→ **Data for this exercise**:
☆ ☆ ☆
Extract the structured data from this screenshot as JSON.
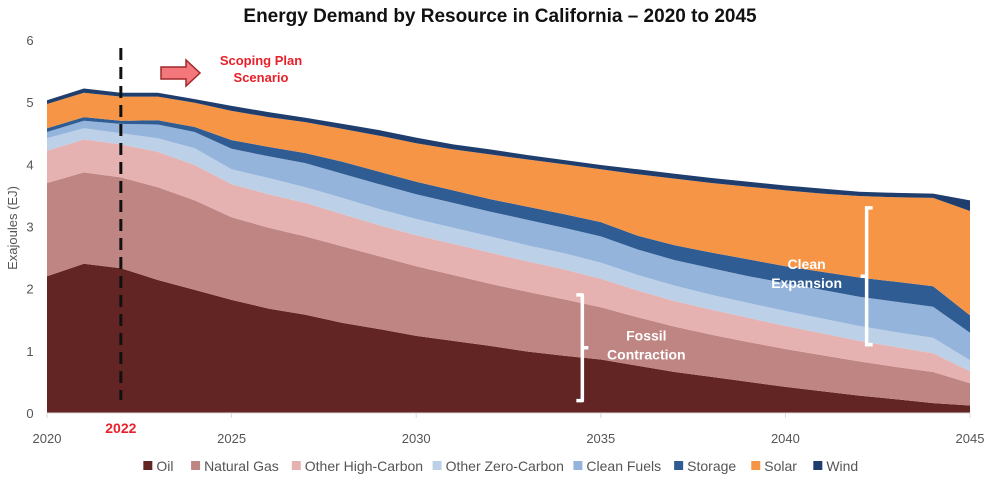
{
  "chart_data": {
    "type": "area",
    "stacked": true,
    "title": "Energy Demand by Resource in California – 2020 to 2045",
    "xlabel": "",
    "ylabel": "Exajoules (EJ)",
    "xlim": [
      2020,
      2045
    ],
    "ylim": [
      0,
      6
    ],
    "x_ticks": [
      2020,
      2025,
      2030,
      2035,
      2040,
      2045
    ],
    "y_ticks": [
      0,
      1,
      2,
      3,
      4,
      5,
      6
    ],
    "grid": false,
    "legend_position": "bottom",
    "x": [
      2020,
      2021,
      2022,
      2023,
      2024,
      2025,
      2026,
      2027,
      2028,
      2029,
      2030,
      2031,
      2032,
      2033,
      2034,
      2035,
      2036,
      2037,
      2038,
      2039,
      2040,
      2041,
      2042,
      2043,
      2044,
      2045
    ],
    "series": [
      {
        "name": "Oil",
        "color": "#632523",
        "values": [
          2.2,
          2.4,
          2.33,
          2.14,
          1.98,
          1.82,
          1.68,
          1.58,
          1.45,
          1.35,
          1.24,
          1.16,
          1.08,
          0.99,
          0.92,
          0.86,
          0.76,
          0.66,
          0.58,
          0.5,
          0.42,
          0.35,
          0.28,
          0.22,
          0.16,
          0.12
        ]
      },
      {
        "name": "Natural Gas",
        "color": "#bf8583",
        "values": [
          1.5,
          1.47,
          1.46,
          1.49,
          1.44,
          1.33,
          1.3,
          1.26,
          1.23,
          1.17,
          1.12,
          1.06,
          1.0,
          0.96,
          0.91,
          0.84,
          0.78,
          0.73,
          0.68,
          0.64,
          0.61,
          0.58,
          0.55,
          0.52,
          0.5,
          0.36
        ]
      },
      {
        "name": "Other High-Carbon",
        "color": "#e6b2b1",
        "values": [
          0.52,
          0.53,
          0.53,
          0.57,
          0.57,
          0.53,
          0.54,
          0.54,
          0.52,
          0.5,
          0.5,
          0.5,
          0.5,
          0.49,
          0.48,
          0.46,
          0.43,
          0.41,
          0.4,
          0.39,
          0.37,
          0.35,
          0.33,
          0.32,
          0.3,
          0.19
        ]
      },
      {
        "name": "Other Zero-Carbon",
        "color": "#bcd0e8",
        "values": [
          0.2,
          0.18,
          0.18,
          0.22,
          0.27,
          0.24,
          0.26,
          0.25,
          0.26,
          0.26,
          0.26,
          0.26,
          0.26,
          0.26,
          0.26,
          0.26,
          0.25,
          0.25,
          0.24,
          0.24,
          0.24,
          0.24,
          0.24,
          0.24,
          0.25,
          0.18
        ]
      },
      {
        "name": "Clean Fuels",
        "color": "#95b4db",
        "values": [
          0.1,
          0.12,
          0.15,
          0.22,
          0.26,
          0.33,
          0.35,
          0.39,
          0.39,
          0.4,
          0.4,
          0.4,
          0.4,
          0.41,
          0.41,
          0.42,
          0.41,
          0.41,
          0.43,
          0.43,
          0.45,
          0.46,
          0.47,
          0.49,
          0.5,
          0.44
        ]
      },
      {
        "name": "Storage",
        "color": "#2f5c93",
        "values": [
          0.06,
          0.06,
          0.05,
          0.07,
          0.08,
          0.14,
          0.15,
          0.16,
          0.19,
          0.2,
          0.2,
          0.2,
          0.2,
          0.21,
          0.22,
          0.23,
          0.22,
          0.24,
          0.25,
          0.27,
          0.27,
          0.29,
          0.31,
          0.32,
          0.33,
          0.28
        ]
      },
      {
        "name": "Solar",
        "color": "#f69545",
        "values": [
          0.39,
          0.39,
          0.39,
          0.38,
          0.39,
          0.47,
          0.48,
          0.5,
          0.53,
          0.58,
          0.62,
          0.66,
          0.72,
          0.76,
          0.8,
          0.85,
          0.99,
          1.07,
          1.12,
          1.17,
          1.22,
          1.26,
          1.31,
          1.36,
          1.42,
          1.68
        ]
      },
      {
        "name": "Wind",
        "color": "#1f3e6e",
        "values": [
          0.06,
          0.07,
          0.06,
          0.06,
          0.06,
          0.08,
          0.08,
          0.07,
          0.08,
          0.09,
          0.09,
          0.08,
          0.08,
          0.07,
          0.07,
          0.07,
          0.08,
          0.08,
          0.08,
          0.08,
          0.08,
          0.08,
          0.07,
          0.07,
          0.07,
          0.17
        ]
      }
    ],
    "annotations": [
      {
        "type": "vertical-dashed-line",
        "x": 2022,
        "label": "2022",
        "label_color": "#e8202a"
      },
      {
        "type": "arrow-text",
        "text": [
          "Scoping Plan",
          "Scenario"
        ],
        "color": "#e8202a",
        "arrow_fill": "#f4777c"
      },
      {
        "type": "bracket-text",
        "text": [
          "Fossil",
          "Contraction"
        ],
        "x": 2034.5,
        "y_range": [
          0.2,
          1.9
        ],
        "color": "#ffffff"
      },
      {
        "type": "bracket-text",
        "text": [
          "Clean",
          "Expansion"
        ],
        "x": 2042.2,
        "y_range": [
          1.1,
          3.3
        ],
        "color": "#ffffff"
      }
    ]
  }
}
☆ ☆ ☆
→ **Task statement**: Your task is an exact transcription of all the data, minus the pictures.

→ **Response below**:
Extract the structured data from this screenshot as JSON.
{
  "chart_data": {
    "type": "area",
    "stacked": true,
    "title": "Energy Demand by Resource in California – 2020 to 2045",
    "xlabel": "",
    "ylabel": "Exajoules (EJ)",
    "xlim": [
      2020,
      2045
    ],
    "ylim": [
      0,
      6
    ],
    "x_ticks": [
      2020,
      2025,
      2030,
      2035,
      2040,
      2045
    ],
    "y_ticks": [
      0,
      1,
      2,
      3,
      4,
      5,
      6
    ],
    "grid": false,
    "legend_position": "bottom",
    "x": [
      2020,
      2021,
      2022,
      2023,
      2024,
      2025,
      2026,
      2027,
      2028,
      2029,
      2030,
      2031,
      2032,
      2033,
      2034,
      2035,
      2036,
      2037,
      2038,
      2039,
      2040,
      2041,
      2042,
      2043,
      2044,
      2045
    ],
    "series": [
      {
        "name": "Oil",
        "color": "#632523",
        "values": [
          2.2,
          2.4,
          2.33,
          2.14,
          1.98,
          1.82,
          1.68,
          1.58,
          1.45,
          1.35,
          1.24,
          1.16,
          1.08,
          0.99,
          0.92,
          0.86,
          0.76,
          0.66,
          0.58,
          0.5,
          0.42,
          0.35,
          0.28,
          0.22,
          0.16,
          0.12
        ]
      },
      {
        "name": "Natural Gas",
        "color": "#bf8583",
        "values": [
          1.5,
          1.47,
          1.46,
          1.49,
          1.44,
          1.33,
          1.3,
          1.26,
          1.23,
          1.17,
          1.12,
          1.06,
          1.0,
          0.96,
          0.91,
          0.84,
          0.78,
          0.73,
          0.68,
          0.64,
          0.61,
          0.58,
          0.55,
          0.52,
          0.5,
          0.36
        ]
      },
      {
        "name": "Other High-Carbon",
        "color": "#e6b2b1",
        "values": [
          0.52,
          0.53,
          0.53,
          0.57,
          0.57,
          0.53,
          0.54,
          0.54,
          0.52,
          0.5,
          0.5,
          0.5,
          0.5,
          0.49,
          0.48,
          0.46,
          0.43,
          0.41,
          0.4,
          0.39,
          0.37,
          0.35,
          0.33,
          0.32,
          0.3,
          0.19
        ]
      },
      {
        "name": "Other Zero-Carbon",
        "color": "#bcd0e8",
        "values": [
          0.2,
          0.18,
          0.18,
          0.22,
          0.27,
          0.24,
          0.26,
          0.25,
          0.26,
          0.26,
          0.26,
          0.26,
          0.26,
          0.26,
          0.26,
          0.26,
          0.25,
          0.25,
          0.24,
          0.24,
          0.24,
          0.24,
          0.24,
          0.24,
          0.25,
          0.18
        ]
      },
      {
        "name": "Clean Fuels",
        "color": "#95b4db",
        "values": [
          0.1,
          0.12,
          0.15,
          0.22,
          0.26,
          0.33,
          0.35,
          0.39,
          0.39,
          0.4,
          0.4,
          0.4,
          0.4,
          0.41,
          0.41,
          0.42,
          0.41,
          0.41,
          0.43,
          0.43,
          0.45,
          0.46,
          0.47,
          0.49,
          0.5,
          0.44
        ]
      },
      {
        "name": "Storage",
        "color": "#2f5c93",
        "values": [
          0.06,
          0.06,
          0.05,
          0.07,
          0.08,
          0.14,
          0.15,
          0.16,
          0.19,
          0.2,
          0.2,
          0.2,
          0.2,
          0.21,
          0.22,
          0.23,
          0.22,
          0.24,
          0.25,
          0.27,
          0.27,
          0.29,
          0.31,
          0.32,
          0.33,
          0.28
        ]
      },
      {
        "name": "Solar",
        "color": "#f69545",
        "values": [
          0.39,
          0.39,
          0.39,
          0.38,
          0.39,
          0.47,
          0.48,
          0.5,
          0.53,
          0.58,
          0.62,
          0.66,
          0.72,
          0.76,
          0.8,
          0.85,
          0.99,
          1.07,
          1.12,
          1.17,
          1.22,
          1.26,
          1.31,
          1.36,
          1.42,
          1.68
        ]
      },
      {
        "name": "Wind",
        "color": "#1f3e6e",
        "values": [
          0.06,
          0.07,
          0.06,
          0.06,
          0.06,
          0.08,
          0.08,
          0.07,
          0.08,
          0.09,
          0.09,
          0.08,
          0.08,
          0.07,
          0.07,
          0.07,
          0.08,
          0.08,
          0.08,
          0.08,
          0.08,
          0.08,
          0.07,
          0.07,
          0.07,
          0.17
        ]
      }
    ],
    "annotations": [
      {
        "type": "vertical-dashed-line",
        "x": 2022,
        "label": "2022",
        "label_color": "#e8202a"
      },
      {
        "type": "arrow-text",
        "text": [
          "Scoping Plan",
          "Scenario"
        ],
        "color": "#e8202a",
        "arrow_fill": "#f4777c"
      },
      {
        "type": "bracket-text",
        "text": [
          "Fossil",
          "Contraction"
        ],
        "x": 2034.5,
        "y_range": [
          0.2,
          1.9
        ],
        "color": "#ffffff"
      },
      {
        "type": "bracket-text",
        "text": [
          "Clean",
          "Expansion"
        ],
        "x": 2042.2,
        "y_range": [
          1.1,
          3.3
        ],
        "color": "#ffffff"
      }
    ]
  }
}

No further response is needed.